# [Written instruction]
Extract every line of the material that holds the string "boekjaar".

# [Available data]
···

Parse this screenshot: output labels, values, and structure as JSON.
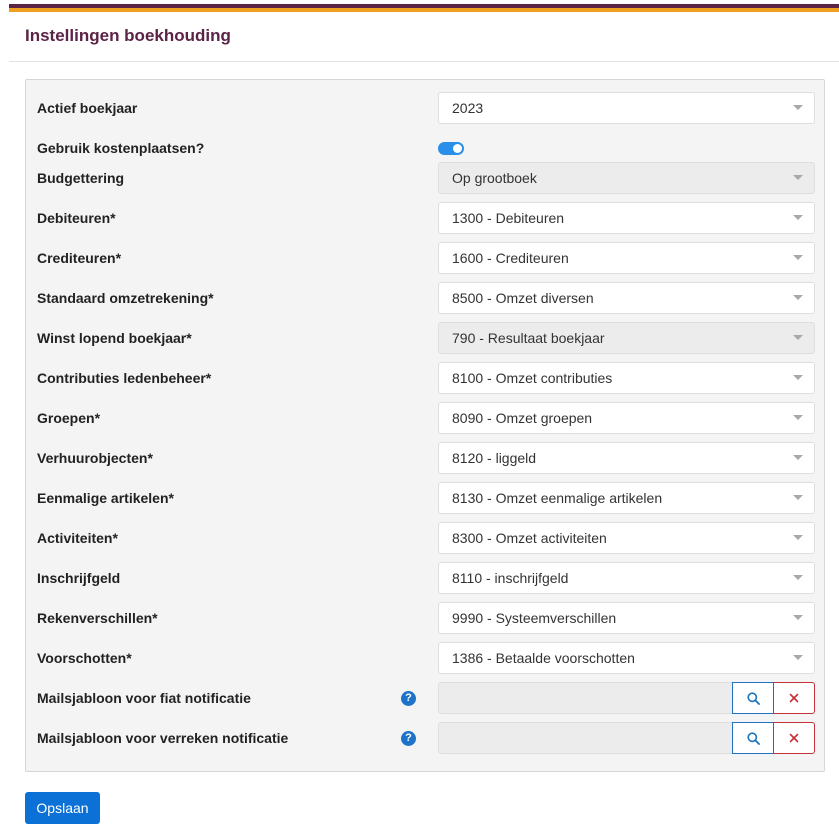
{
  "header": {
    "title": "Instellingen boekhouding"
  },
  "colors": {
    "brand": "#5b2346",
    "accent": "#f0a020",
    "primary": "#0c71d6",
    "danger": "#c6303a"
  },
  "fields": [
    {
      "label": "Actief boekjaar",
      "type": "select",
      "value": "2023",
      "disabled": false
    },
    {
      "label": "Gebruik kostenplaatsen?",
      "type": "toggle",
      "checked": true
    },
    {
      "label": "Budgettering",
      "type": "select",
      "value": "Op grootboek",
      "disabled": true
    },
    {
      "label": "Debiteuren*",
      "type": "select",
      "value": "1300 - Debiteuren",
      "disabled": false
    },
    {
      "label": "Crediteuren*",
      "type": "select",
      "value": "1600 - Crediteuren",
      "disabled": false
    },
    {
      "label": "Standaard omzetrekening*",
      "type": "select",
      "value": "8500 - Omzet diversen",
      "disabled": false
    },
    {
      "label": "Winst lopend boekjaar*",
      "type": "select",
      "value": "790 - Resultaat boekjaar",
      "disabled": true
    },
    {
      "label": "Contributies ledenbeheer*",
      "type": "select",
      "value": "8100 - Omzet contributies",
      "disabled": false
    },
    {
      "label": "Groepen*",
      "type": "select",
      "value": "8090 - Omzet groepen",
      "disabled": false
    },
    {
      "label": "Verhuurobjecten*",
      "type": "select",
      "value": "8120 - liggeld",
      "disabled": false
    },
    {
      "label": "Eenmalige artikelen*",
      "type": "select",
      "value": "8130 - Omzet eenmalige artikelen",
      "disabled": false
    },
    {
      "label": "Activiteiten*",
      "type": "select",
      "value": "8300 - Omzet activiteiten",
      "disabled": false
    },
    {
      "label": "Inschrijfgeld",
      "type": "select",
      "value": "8110 - inschrijfgeld",
      "disabled": false
    },
    {
      "label": "Rekenverschillen*",
      "type": "select",
      "value": "9990 - Systeemverschillen",
      "disabled": false
    },
    {
      "label": "Voorschotten*",
      "type": "select",
      "value": "1386 - Betaalde voorschotten",
      "disabled": false
    },
    {
      "label": "Mailsjabloon voor fiat notificatie",
      "type": "lookup",
      "value": "",
      "help": "?"
    },
    {
      "label": "Mailsjabloon voor verreken notificatie",
      "type": "lookup",
      "value": "",
      "help": "?"
    }
  ],
  "icons": {
    "search": "search-icon",
    "clear": "close-icon",
    "help": "help-icon",
    "caret": "chevron-down-icon"
  },
  "actions": {
    "save_label": "Opslaan"
  }
}
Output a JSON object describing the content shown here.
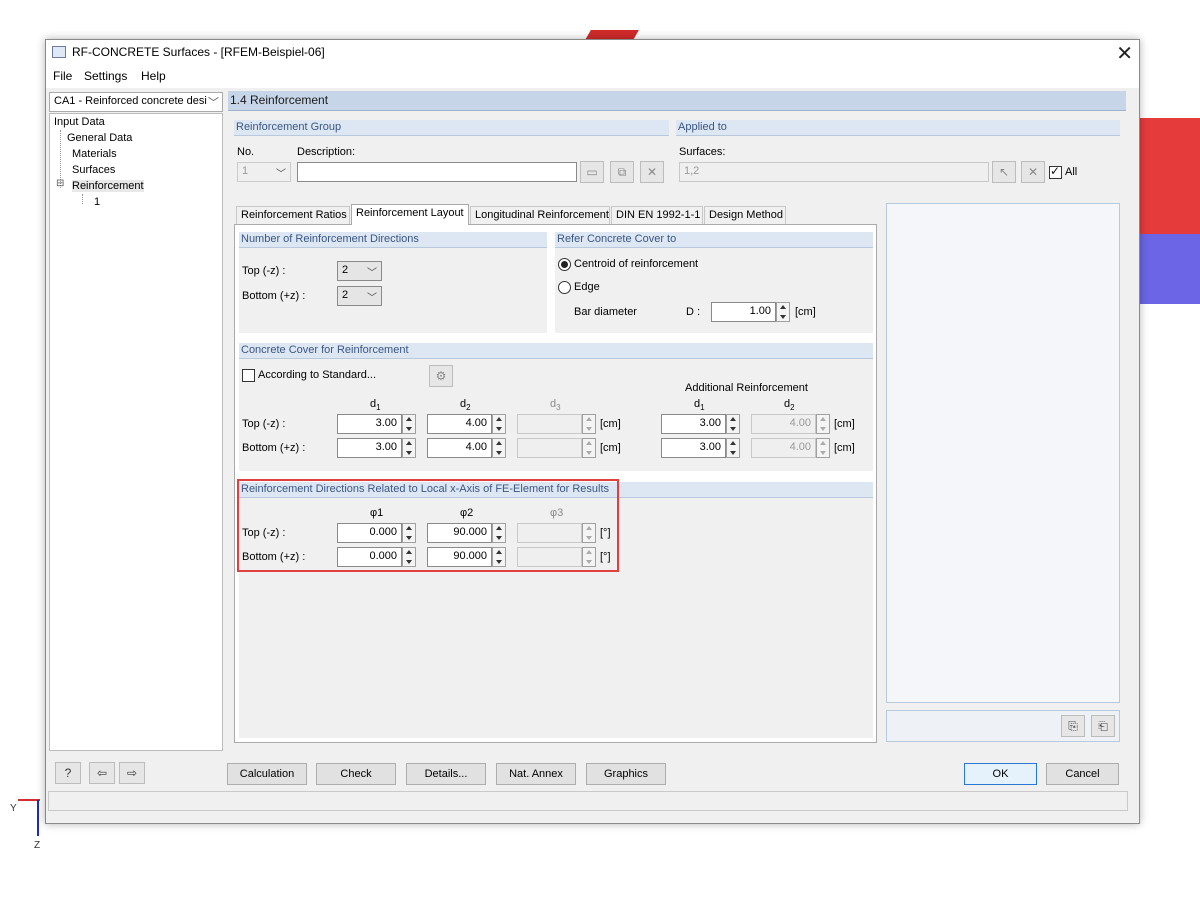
{
  "window": {
    "title": "RF-CONCRETE Surfaces - [RFEM-Beispiel-06]",
    "close_glyph": "✕"
  },
  "menu": [
    "File",
    "Settings",
    "Help"
  ],
  "case_selector": "CA1 - Reinforced concrete desi",
  "tree": {
    "root": "Input Data",
    "items": [
      "General Data",
      "Materials",
      "Surfaces",
      "Reinforcement"
    ],
    "collapse_glyph": "⊟",
    "sub_item": "1"
  },
  "panel_title": "1.4 Reinforcement",
  "reinforcement_group": {
    "title": "Reinforcement Group",
    "no_label": "No.",
    "no_value": "1",
    "description_label": "Description:",
    "description_value": ""
  },
  "applied_to": {
    "title": "Applied to",
    "surfaces_label": "Surfaces:",
    "surfaces_value": "1,2",
    "all_label": "All",
    "all_checked": true
  },
  "tabs": [
    "Reinforcement Ratios",
    "Reinforcement Layout",
    "Longitudinal Reinforcement",
    "DIN EN 1992-1-1",
    "Design Method"
  ],
  "active_tab": "Reinforcement Layout",
  "directions": {
    "title": "Number of Reinforcement Directions",
    "top_label": "Top (-z) :",
    "top_value": "2",
    "bottom_label": "Bottom (+z) :",
    "bottom_value": "2"
  },
  "cover_ref": {
    "title": "Refer Concrete Cover to",
    "option1": "Centroid of reinforcement",
    "option2": "Edge",
    "selected": "Centroid of reinforcement",
    "bar_label": "Bar diameter",
    "d_label": "D :",
    "d_value": "1.00",
    "unit": "[cm]"
  },
  "concrete_cover": {
    "title": "Concrete Cover for Reinforcement",
    "according_label": "According to Standard...",
    "additional_label": "Additional Reinforcement",
    "col_d1": "d",
    "col_d2": "d",
    "col_d3": "d",
    "sub1": "1",
    "sub2": "2",
    "sub3": "3",
    "top_label": "Top (-z) :",
    "bottom_label": "Bottom (+z) :",
    "top_d1": "3.00",
    "top_d2": "4.00",
    "bottom_d1": "3.00",
    "bottom_d2": "4.00",
    "add_top_d1": "3.00",
    "add_top_d2": "4.00",
    "add_bottom_d1": "3.00",
    "add_bottom_d2": "4.00",
    "unit": "[cm]"
  },
  "angles": {
    "title": "Reinforcement Directions Related to Local x-Axis of FE-Element for Results",
    "phi1": "φ1",
    "phi2": "φ2",
    "phi3": "φ3",
    "top_label": "Top (-z) :",
    "bottom_label": "Bottom (+z) :",
    "top_phi1": "0.000",
    "top_phi2": "90.000",
    "bottom_phi1": "0.000",
    "bottom_phi2": "90.000",
    "unit": "[°]"
  },
  "buttons": {
    "calculation": "Calculation",
    "check": "Check",
    "details": "Details...",
    "nat_annex": "Nat. Annex",
    "graphics": "Graphics",
    "ok": "OK",
    "cancel": "Cancel"
  },
  "axes": {
    "y": "Y",
    "z": "Z"
  },
  "colors": {
    "highlight": "#e04040",
    "header": "#c6d6e8",
    "group_title": "#3a5683"
  }
}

···

# [Task solution]
      "label": "Actief boekjaar",
      "label": "Winst lopend boekjaar*",
      "value": "790 - Resultaat boekjaar",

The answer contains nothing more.